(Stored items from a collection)
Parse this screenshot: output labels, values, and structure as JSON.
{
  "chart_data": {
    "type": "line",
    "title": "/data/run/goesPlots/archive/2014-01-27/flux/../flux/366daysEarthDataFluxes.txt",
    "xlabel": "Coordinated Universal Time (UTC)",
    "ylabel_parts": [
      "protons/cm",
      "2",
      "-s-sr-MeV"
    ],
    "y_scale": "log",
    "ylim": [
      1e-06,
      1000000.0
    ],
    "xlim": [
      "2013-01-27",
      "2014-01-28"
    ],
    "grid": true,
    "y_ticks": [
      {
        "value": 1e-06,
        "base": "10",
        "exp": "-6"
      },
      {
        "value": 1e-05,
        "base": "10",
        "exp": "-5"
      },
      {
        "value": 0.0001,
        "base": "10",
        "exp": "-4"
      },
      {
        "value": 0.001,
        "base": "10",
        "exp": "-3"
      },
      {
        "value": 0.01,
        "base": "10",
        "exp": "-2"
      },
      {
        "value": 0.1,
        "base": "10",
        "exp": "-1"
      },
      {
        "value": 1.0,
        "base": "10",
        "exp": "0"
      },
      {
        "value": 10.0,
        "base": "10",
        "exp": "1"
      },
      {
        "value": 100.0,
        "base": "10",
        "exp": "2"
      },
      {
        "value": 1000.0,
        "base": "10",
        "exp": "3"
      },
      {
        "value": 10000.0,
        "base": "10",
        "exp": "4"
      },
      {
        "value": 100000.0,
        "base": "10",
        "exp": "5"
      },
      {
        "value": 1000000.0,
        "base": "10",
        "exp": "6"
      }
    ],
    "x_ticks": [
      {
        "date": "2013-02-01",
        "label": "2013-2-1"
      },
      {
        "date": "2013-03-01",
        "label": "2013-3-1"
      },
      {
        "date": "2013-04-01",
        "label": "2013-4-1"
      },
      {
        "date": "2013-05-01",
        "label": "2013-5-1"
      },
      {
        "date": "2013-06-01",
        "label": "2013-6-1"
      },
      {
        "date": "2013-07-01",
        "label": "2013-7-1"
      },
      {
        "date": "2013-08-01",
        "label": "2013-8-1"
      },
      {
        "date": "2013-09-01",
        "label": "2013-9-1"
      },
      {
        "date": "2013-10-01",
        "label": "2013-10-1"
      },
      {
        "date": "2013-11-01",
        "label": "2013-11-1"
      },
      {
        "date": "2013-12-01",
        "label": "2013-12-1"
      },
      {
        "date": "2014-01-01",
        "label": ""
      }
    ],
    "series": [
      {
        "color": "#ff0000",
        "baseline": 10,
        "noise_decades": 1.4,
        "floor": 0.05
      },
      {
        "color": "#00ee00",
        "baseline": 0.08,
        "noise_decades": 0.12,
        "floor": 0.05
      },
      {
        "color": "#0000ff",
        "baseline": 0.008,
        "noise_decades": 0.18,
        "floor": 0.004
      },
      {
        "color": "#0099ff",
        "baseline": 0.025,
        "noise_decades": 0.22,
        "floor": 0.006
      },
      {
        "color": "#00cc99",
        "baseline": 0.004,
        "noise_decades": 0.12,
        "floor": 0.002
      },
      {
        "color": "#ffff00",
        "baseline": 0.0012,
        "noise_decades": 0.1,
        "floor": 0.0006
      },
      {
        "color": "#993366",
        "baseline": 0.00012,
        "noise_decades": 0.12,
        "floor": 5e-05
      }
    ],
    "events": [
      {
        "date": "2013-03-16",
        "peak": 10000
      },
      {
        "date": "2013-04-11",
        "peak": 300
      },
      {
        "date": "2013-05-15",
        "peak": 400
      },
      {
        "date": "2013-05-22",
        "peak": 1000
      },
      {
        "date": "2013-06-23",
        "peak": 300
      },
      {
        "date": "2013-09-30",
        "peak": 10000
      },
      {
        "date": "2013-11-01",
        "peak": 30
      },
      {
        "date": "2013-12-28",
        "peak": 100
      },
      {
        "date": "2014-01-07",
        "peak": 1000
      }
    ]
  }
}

■ Task directions
Please set down all the data word for word.

■ Answer
Parse this screenshot: output labels, values, and structure as JSON.
{
  "chart_data": {
    "type": "line",
    "title": "/data/run/goesPlots/archive/2014-01-27/flux/../flux/366daysEarthDataFluxes.txt",
    "xlabel": "Coordinated Universal Time (UTC)",
    "ylabel_parts": [
      "protons/cm",
      "2",
      "-s-sr-MeV"
    ],
    "y_scale": "log",
    "ylim": [
      1e-06,
      1000000.0
    ],
    "xlim": [
      "2013-01-27",
      "2014-01-28"
    ],
    "grid": true,
    "y_ticks": [
      {
        "value": 1e-06,
        "base": "10",
        "exp": "-6"
      },
      {
        "value": 1e-05,
        "base": "10",
        "exp": "-5"
      },
      {
        "value": 0.0001,
        "base": "10",
        "exp": "-4"
      },
      {
        "value": 0.001,
        "base": "10",
        "exp": "-3"
      },
      {
        "value": 0.01,
        "base": "10",
        "exp": "-2"
      },
      {
        "value": 0.1,
        "base": "10",
        "exp": "-1"
      },
      {
        "value": 1.0,
        "base": "10",
        "exp": "0"
      },
      {
        "value": 10.0,
        "base": "10",
        "exp": "1"
      },
      {
        "value": 100.0,
        "base": "10",
        "exp": "2"
      },
      {
        "value": 1000.0,
        "base": "10",
        "exp": "3"
      },
      {
        "value": 10000.0,
        "base": "10",
        "exp": "4"
      },
      {
        "value": 100000.0,
        "base": "10",
        "exp": "5"
      },
      {
        "value": 1000000.0,
        "base": "10",
        "exp": "6"
      }
    ],
    "x_ticks": [
      {
        "date": "2013-02-01",
        "label": "2013-2-1"
      },
      {
        "date": "2013-03-01",
        "label": "2013-3-1"
      },
      {
        "date": "2013-04-01",
        "label": "2013-4-1"
      },
      {
        "date": "2013-05-01",
        "label": "2013-5-1"
      },
      {
        "date": "2013-06-01",
        "label": "2013-6-1"
      },
      {
        "date": "2013-07-01",
        "label": "2013-7-1"
      },
      {
        "date": "2013-08-01",
        "label": "2013-8-1"
      },
      {
        "date": "2013-09-01",
        "label": "2013-9-1"
      },
      {
        "date": "2013-10-01",
        "label": "2013-10-1"
      },
      {
        "date": "2013-11-01",
        "label": "2013-11-1"
      },
      {
        "date": "2013-12-01",
        "label": "2013-12-1"
      },
      {
        "date": "2014-01-01",
        "label": ""
      }
    ],
    "series": [
      {
        "color": "#ff0000",
        "baseline": 10,
        "noise_decades": 1.4,
        "floor": 0.05
      },
      {
        "color": "#00ee00",
        "baseline": 0.08,
        "noise_decades": 0.12,
        "floor": 0.05
      },
      {
        "color": "#0000ff",
        "baseline": 0.008,
        "noise_decades": 0.18,
        "floor": 0.004
      },
      {
        "color": "#0099ff",
        "baseline": 0.025,
        "noise_decades": 0.22,
        "floor": 0.006
      },
      {
        "color": "#00cc99",
        "baseline": 0.004,
        "noise_decades": 0.12,
        "floor": 0.002
      },
      {
        "color": "#ffff00",
        "baseline": 0.0012,
        "noise_decades": 0.1,
        "floor": 0.0006
      },
      {
        "color": "#993366",
        "baseline": 0.00012,
        "noise_decades": 0.12,
        "floor": 5e-05
      }
    ],
    "events": [
      {
        "date": "2013-03-16",
        "peak": 10000
      },
      {
        "date": "2013-04-11",
        "peak": 300
      },
      {
        "date": "2013-05-15",
        "peak": 400
      },
      {
        "date": "2013-05-22",
        "peak": 1000
      },
      {
        "date": "2013-06-23",
        "peak": 300
      },
      {
        "date": "2013-09-30",
        "peak": 10000
      },
      {
        "date": "2013-11-01",
        "peak": 30
      },
      {
        "date": "2013-12-28",
        "peak": 100
      },
      {
        "date": "2014-01-07",
        "peak": 1000
      }
    ]
  }
}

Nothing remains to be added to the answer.